Do we know how economies develop? Obviously not, it seems, or otherwise every country would be doing better than it currently is in these low-growth times
In fact, cases of sustained rapid growth, like Japan beginning in the 1960s, or other Southeast Asian countries a decade later, are so rare that they are often described as “economic miracles.”
Yet when Patrick Collison of software infrastructure company Stripe and Tyler Cowen of George Mason University recently wrote an article in The Atlantic calling for a bold new interdisciplinary “science of progress,” they stirred up a flurry of righteous indignation among academics.
Many pointed to the vast amount of academic and applied research that already addresses what Collison and Cowen propose to include in a new discipline of “Progress Studies.” Today, armies of economists are researching issues such as what explains the location of technology clusters like Silicon Valley, why the Industrial Revolution happened when it did, or why some organizations are much more productive and innovative than others. As the University of Oxford’s Gina Neff recently remarked on Twitter, the Industrial Revolution even gave birth to sociology, or what she called “Progress Studies 1.0.”
This is all true, and yet Collison and Cowen are on to something. Academic researchers clearly find it hard to work together across disciplinary boundaries, despite repeated calls for them to do so more often. This is largely the result of incentives that encourage academics to specialize in ever-narrower areas, so that they can produce the publications that will lead to promotion and professional esteem. The world has problems, as the old saying puts it, but universities have departments. Interdisciplinary research institutes like mine and Neff’s therefore have to consider carefully how best to advance the careers of younger colleagues. The same silo problem arises in government, which is likewise organized by departments.
Moreover, fashions in research can lead to hugely disproportionate intellectual efforts in specific areas. To take one example, the ethics of artificial intelligence is clearly an important subject, but is it really the dominant research challenge today, even in the fields of AI or ethics? The financial incentives embedded in technology companies’ business models seem to me at least as important as morality in explaining these firms’ behavior.
At the same time, some important economic questions are curiously underexplored. For example, in his recent book The Technology Trap, Carl Frey expands on his gloomy view of what automation will mean for the jobs of the future, pointing to the adverse effects that the original Industrial Revolution had on the typical worker. Yet Frey also notes that a later period of automation, the era of mass production in the mid-twentieth century, was one of high employment and increasingly broad-based prosperity. What explains the great difference between those two eras?
More generally, researchers need to distill their findings in an accessible way for policymakers – particularly when there are significant scholarly disagreements – and persuade decision-makers to act on them. Yet although the public broadly trusts academic research, most academics are poor communicators (which again reflects their professional incentives). Besides, the last thing some politicians want is evidence that disproves a dearly held belief. And even open-minded officials often struggle to find easily digestible academic expertise on the state of knowledge, particularly on questions concerning novel science and technology.

= Listing =
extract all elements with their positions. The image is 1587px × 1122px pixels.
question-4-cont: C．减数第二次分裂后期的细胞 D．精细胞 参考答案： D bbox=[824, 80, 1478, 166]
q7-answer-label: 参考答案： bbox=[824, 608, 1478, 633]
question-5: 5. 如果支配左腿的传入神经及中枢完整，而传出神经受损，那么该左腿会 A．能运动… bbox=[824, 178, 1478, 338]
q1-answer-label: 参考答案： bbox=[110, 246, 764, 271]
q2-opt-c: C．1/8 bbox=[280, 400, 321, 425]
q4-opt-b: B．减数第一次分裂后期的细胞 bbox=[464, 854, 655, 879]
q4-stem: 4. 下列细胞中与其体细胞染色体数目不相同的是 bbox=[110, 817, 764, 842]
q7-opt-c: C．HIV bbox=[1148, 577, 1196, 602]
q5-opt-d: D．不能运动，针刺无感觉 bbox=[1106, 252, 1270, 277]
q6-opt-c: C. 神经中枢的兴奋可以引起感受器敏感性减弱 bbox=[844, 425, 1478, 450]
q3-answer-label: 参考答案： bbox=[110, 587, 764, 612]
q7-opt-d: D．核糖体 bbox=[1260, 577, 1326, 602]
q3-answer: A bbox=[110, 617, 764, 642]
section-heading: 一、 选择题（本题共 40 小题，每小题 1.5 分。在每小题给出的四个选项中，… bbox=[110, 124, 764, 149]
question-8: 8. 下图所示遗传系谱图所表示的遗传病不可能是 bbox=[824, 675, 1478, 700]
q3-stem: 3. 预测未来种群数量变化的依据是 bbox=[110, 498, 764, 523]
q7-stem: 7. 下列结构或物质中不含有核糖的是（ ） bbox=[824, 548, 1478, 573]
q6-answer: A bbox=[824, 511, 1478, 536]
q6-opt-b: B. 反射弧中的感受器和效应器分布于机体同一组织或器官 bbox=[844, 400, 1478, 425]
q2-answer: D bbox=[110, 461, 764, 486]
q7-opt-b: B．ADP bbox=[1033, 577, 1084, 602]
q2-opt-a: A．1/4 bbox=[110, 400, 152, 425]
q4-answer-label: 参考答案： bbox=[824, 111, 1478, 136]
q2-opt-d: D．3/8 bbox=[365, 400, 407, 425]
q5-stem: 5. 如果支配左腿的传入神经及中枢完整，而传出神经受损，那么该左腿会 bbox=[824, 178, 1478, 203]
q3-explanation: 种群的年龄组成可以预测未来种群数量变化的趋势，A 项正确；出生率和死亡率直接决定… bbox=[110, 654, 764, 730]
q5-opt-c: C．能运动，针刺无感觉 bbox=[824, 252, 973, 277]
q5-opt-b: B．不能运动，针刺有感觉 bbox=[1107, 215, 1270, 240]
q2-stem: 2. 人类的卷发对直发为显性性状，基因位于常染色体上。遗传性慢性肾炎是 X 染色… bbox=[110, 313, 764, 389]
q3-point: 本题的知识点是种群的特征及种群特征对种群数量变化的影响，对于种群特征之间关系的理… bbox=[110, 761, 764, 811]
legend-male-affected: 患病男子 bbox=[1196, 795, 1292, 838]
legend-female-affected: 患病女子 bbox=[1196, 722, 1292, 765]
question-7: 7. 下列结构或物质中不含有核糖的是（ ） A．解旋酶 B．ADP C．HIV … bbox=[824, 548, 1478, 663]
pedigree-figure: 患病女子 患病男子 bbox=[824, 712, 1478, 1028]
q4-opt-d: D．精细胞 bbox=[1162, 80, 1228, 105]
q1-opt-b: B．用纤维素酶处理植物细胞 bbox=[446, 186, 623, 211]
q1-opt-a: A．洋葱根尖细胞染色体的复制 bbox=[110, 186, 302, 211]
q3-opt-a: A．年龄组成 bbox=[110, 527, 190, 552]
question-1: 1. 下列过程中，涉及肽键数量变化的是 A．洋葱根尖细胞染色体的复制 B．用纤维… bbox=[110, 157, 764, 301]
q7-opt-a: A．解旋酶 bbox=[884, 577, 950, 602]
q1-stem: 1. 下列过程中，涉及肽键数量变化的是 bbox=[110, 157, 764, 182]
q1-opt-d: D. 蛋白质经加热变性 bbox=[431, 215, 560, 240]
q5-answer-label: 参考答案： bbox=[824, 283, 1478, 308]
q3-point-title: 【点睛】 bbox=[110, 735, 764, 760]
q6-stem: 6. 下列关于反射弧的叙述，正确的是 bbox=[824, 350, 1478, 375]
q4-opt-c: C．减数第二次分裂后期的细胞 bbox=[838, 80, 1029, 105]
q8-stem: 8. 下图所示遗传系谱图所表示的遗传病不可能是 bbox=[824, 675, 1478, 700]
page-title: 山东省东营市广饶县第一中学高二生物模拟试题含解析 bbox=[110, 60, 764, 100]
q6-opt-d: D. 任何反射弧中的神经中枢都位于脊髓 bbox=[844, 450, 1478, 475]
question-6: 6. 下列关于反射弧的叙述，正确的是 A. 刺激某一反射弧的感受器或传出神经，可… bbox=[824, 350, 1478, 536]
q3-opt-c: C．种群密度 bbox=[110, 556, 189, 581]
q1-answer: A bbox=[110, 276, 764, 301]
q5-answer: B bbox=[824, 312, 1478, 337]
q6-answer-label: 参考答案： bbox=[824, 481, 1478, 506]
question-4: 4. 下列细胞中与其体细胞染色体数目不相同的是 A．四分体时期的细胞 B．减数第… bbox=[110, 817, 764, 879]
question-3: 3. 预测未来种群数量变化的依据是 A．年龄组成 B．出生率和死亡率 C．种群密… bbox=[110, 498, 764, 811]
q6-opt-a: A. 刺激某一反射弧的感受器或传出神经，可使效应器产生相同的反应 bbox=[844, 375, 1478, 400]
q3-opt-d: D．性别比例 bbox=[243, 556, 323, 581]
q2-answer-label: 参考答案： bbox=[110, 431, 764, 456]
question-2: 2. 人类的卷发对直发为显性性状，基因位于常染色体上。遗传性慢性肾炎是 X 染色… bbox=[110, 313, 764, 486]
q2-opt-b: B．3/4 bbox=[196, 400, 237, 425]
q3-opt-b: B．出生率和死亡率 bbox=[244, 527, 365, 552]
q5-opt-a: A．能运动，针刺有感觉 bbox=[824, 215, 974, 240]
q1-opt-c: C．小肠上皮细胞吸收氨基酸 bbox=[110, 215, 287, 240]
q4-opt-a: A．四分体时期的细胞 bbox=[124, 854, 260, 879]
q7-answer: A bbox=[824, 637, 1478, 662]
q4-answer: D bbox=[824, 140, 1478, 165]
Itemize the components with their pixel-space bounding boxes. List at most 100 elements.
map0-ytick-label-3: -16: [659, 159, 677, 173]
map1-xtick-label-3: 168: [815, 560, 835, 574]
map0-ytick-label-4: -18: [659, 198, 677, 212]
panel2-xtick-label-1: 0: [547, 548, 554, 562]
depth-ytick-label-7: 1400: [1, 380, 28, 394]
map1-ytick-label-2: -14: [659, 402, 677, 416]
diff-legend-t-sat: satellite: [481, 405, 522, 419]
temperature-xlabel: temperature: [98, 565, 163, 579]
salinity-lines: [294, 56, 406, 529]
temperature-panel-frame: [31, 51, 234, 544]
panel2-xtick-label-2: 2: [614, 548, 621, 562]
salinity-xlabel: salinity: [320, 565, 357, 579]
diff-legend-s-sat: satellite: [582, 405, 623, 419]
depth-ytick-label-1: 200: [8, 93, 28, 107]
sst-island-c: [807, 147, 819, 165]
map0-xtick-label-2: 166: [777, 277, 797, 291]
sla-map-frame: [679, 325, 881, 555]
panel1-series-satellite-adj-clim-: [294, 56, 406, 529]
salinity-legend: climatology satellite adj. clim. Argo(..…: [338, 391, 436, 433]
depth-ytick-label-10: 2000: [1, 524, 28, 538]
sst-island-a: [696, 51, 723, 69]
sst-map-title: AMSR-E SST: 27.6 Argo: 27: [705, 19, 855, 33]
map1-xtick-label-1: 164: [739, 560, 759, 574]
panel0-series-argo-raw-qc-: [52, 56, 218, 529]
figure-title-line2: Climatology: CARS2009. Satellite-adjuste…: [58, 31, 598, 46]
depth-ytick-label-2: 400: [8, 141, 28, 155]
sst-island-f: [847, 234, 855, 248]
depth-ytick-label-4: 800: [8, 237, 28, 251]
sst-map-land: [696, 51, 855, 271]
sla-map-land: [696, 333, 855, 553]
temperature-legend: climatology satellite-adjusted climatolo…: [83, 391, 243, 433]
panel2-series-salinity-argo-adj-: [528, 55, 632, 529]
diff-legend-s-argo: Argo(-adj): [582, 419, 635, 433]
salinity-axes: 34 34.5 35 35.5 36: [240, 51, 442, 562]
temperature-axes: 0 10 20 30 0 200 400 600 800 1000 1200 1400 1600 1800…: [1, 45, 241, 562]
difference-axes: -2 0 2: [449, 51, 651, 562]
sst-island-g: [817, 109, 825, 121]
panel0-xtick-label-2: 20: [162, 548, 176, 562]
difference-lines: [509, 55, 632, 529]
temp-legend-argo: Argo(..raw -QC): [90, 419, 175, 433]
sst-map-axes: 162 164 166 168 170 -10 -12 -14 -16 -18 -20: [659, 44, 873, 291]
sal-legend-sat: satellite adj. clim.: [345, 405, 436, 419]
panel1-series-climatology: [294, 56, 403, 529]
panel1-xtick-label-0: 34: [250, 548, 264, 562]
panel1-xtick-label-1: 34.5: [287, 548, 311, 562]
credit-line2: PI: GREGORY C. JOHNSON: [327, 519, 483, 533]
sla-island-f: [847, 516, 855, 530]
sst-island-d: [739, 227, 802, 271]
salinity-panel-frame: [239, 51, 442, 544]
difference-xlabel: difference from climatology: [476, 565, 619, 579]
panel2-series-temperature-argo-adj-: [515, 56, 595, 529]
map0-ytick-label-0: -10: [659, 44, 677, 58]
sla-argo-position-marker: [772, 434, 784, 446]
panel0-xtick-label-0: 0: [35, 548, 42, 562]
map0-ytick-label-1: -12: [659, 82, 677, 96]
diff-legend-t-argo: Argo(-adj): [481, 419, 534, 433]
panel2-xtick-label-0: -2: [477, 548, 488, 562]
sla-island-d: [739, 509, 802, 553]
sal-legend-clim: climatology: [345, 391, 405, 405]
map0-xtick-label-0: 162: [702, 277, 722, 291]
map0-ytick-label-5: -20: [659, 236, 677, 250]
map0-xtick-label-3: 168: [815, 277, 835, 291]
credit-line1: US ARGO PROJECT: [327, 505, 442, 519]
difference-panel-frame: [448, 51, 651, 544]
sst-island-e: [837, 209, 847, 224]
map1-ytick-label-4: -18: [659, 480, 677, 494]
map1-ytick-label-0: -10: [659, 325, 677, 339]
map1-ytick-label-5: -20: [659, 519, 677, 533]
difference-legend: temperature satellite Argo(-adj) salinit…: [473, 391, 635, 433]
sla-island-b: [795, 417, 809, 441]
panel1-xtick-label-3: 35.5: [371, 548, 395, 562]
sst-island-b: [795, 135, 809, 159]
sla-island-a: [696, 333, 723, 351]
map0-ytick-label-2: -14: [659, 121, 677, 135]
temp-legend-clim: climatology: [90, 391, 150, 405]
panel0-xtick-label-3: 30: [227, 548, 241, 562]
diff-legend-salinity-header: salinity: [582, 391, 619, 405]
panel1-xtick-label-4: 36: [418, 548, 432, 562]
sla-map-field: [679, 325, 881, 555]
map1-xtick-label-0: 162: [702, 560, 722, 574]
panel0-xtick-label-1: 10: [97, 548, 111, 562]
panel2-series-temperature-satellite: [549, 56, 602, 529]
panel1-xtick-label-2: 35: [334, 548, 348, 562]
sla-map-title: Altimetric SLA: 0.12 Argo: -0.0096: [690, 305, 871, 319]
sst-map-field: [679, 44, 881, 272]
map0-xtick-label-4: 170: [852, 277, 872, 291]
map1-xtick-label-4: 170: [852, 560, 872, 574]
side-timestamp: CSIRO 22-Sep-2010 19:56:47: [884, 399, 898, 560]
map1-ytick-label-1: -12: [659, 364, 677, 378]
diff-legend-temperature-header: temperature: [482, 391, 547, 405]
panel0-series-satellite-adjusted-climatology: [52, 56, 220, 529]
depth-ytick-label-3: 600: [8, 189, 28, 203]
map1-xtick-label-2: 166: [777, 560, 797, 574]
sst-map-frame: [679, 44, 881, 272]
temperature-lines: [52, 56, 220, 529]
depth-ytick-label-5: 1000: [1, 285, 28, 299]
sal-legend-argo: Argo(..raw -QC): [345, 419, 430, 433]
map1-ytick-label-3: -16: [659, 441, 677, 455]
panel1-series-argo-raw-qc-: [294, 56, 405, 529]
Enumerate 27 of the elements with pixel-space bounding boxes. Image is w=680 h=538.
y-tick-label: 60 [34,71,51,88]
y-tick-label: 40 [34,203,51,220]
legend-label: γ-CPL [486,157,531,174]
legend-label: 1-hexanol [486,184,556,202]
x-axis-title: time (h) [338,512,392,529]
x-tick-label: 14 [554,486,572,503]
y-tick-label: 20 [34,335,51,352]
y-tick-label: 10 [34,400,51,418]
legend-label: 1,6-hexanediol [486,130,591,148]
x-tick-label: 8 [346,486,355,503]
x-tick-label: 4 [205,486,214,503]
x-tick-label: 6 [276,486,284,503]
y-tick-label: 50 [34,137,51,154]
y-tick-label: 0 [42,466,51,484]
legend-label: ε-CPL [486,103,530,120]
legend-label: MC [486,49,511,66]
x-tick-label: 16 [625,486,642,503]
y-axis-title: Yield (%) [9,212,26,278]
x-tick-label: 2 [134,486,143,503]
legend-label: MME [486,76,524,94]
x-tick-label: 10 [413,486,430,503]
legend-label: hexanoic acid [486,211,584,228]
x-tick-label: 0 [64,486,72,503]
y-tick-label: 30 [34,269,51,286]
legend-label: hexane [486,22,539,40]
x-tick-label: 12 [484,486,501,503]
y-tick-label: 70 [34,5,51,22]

= The task =
Answer these from the Progress Studies text:
1. At which university does Tyler Cowen work?
2. What name did Gina Neff give to sociology?
3. What is the title of Carl Frey's recent book?
Rely only on the Progress Studies text for these answers.

= The reply =
1. George Mason University
2. "Progress Studies 1.0"
3. The Technology Trap